Challenge
Retype the records below exactly as they appear, but leave out any pictures.

------ Record list

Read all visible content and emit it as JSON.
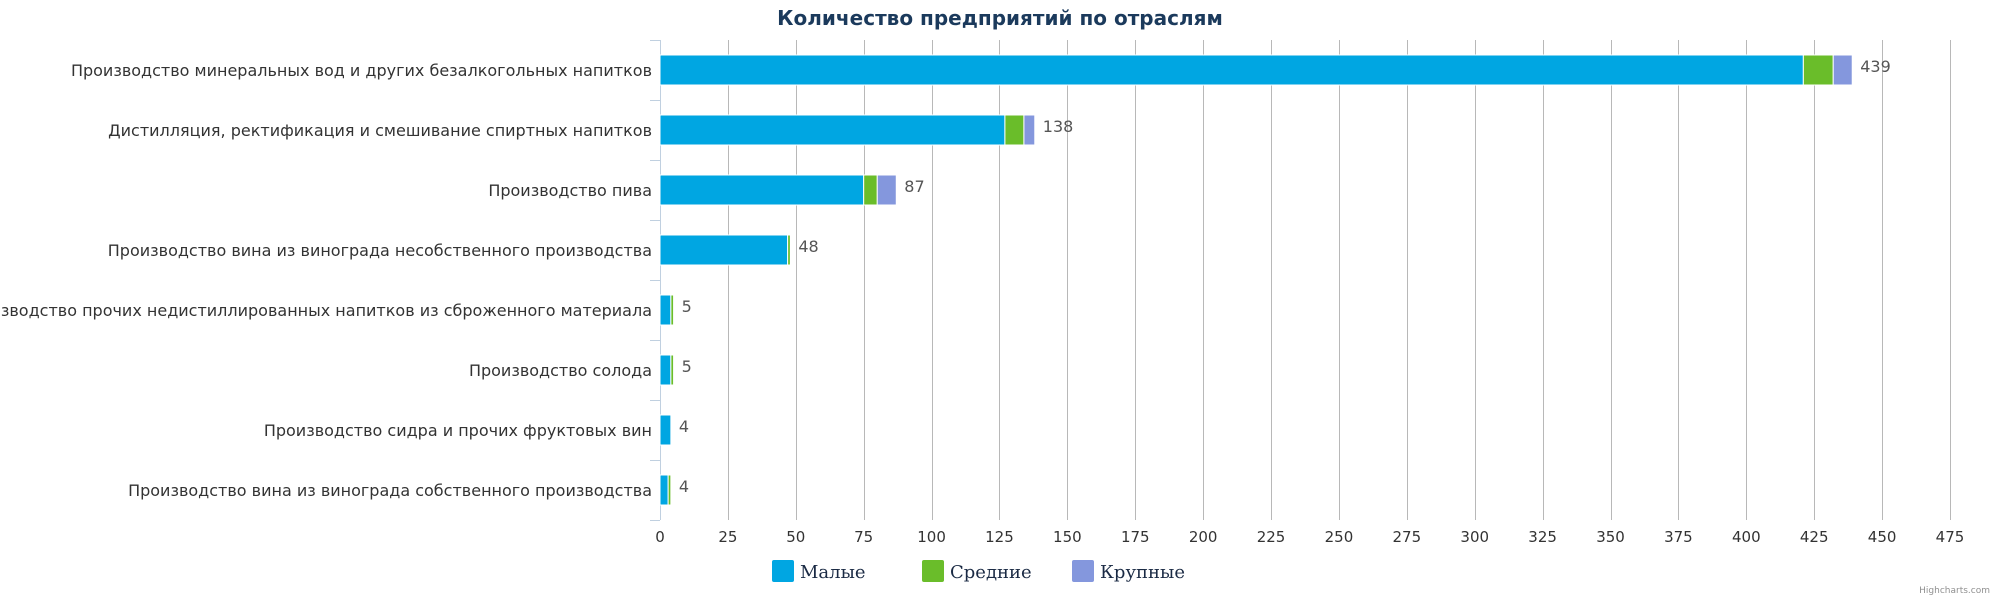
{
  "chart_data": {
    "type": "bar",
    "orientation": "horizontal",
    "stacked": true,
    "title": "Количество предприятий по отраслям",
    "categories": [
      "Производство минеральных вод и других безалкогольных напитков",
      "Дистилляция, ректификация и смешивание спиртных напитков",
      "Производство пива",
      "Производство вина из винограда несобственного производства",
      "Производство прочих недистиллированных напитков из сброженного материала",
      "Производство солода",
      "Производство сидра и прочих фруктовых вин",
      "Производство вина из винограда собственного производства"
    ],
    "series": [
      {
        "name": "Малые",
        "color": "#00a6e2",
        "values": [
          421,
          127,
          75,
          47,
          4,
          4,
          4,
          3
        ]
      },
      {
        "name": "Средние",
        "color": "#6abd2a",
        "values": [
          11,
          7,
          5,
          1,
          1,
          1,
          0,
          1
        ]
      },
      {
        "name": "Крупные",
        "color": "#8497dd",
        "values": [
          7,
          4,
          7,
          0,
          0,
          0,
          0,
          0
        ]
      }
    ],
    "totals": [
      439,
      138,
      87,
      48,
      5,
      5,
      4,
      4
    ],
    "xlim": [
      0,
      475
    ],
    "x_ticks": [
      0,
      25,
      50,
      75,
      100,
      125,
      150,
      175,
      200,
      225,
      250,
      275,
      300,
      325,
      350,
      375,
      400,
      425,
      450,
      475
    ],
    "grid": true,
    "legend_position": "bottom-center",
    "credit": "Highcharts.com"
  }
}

------------

Solution to the problem
Read all visible content and emit it as JSON.
{
  "chart_data": {
    "type": "bar",
    "orientation": "horizontal",
    "stacked": true,
    "title": "Количество предприятий по отраслям",
    "categories": [
      "Производство минеральных вод и других безалкогольных напитков",
      "Дистилляция, ректификация и смешивание спиртных напитков",
      "Производство пива",
      "Производство вина из винограда несобственного производства",
      "Производство прочих недистиллированных напитков из сброженного материала",
      "Производство солода",
      "Производство сидра и прочих фруктовых вин",
      "Производство вина из винограда собственного производства"
    ],
    "series": [
      {
        "name": "Малые",
        "color": "#00a6e2",
        "values": [
          421,
          127,
          75,
          47,
          4,
          4,
          4,
          3
        ]
      },
      {
        "name": "Средние",
        "color": "#6abd2a",
        "values": [
          11,
          7,
          5,
          1,
          1,
          1,
          0,
          1
        ]
      },
      {
        "name": "Крупные",
        "color": "#8497dd",
        "values": [
          7,
          4,
          7,
          0,
          0,
          0,
          0,
          0
        ]
      }
    ],
    "totals": [
      439,
      138,
      87,
      48,
      5,
      5,
      4,
      4
    ],
    "xlim": [
      0,
      475
    ],
    "x_ticks": [
      0,
      25,
      50,
      75,
      100,
      125,
      150,
      175,
      200,
      225,
      250,
      275,
      300,
      325,
      350,
      375,
      400,
      425,
      450,
      475
    ],
    "grid": true,
    "legend_position": "bottom-center",
    "credit": "Highcharts.com"
  }
}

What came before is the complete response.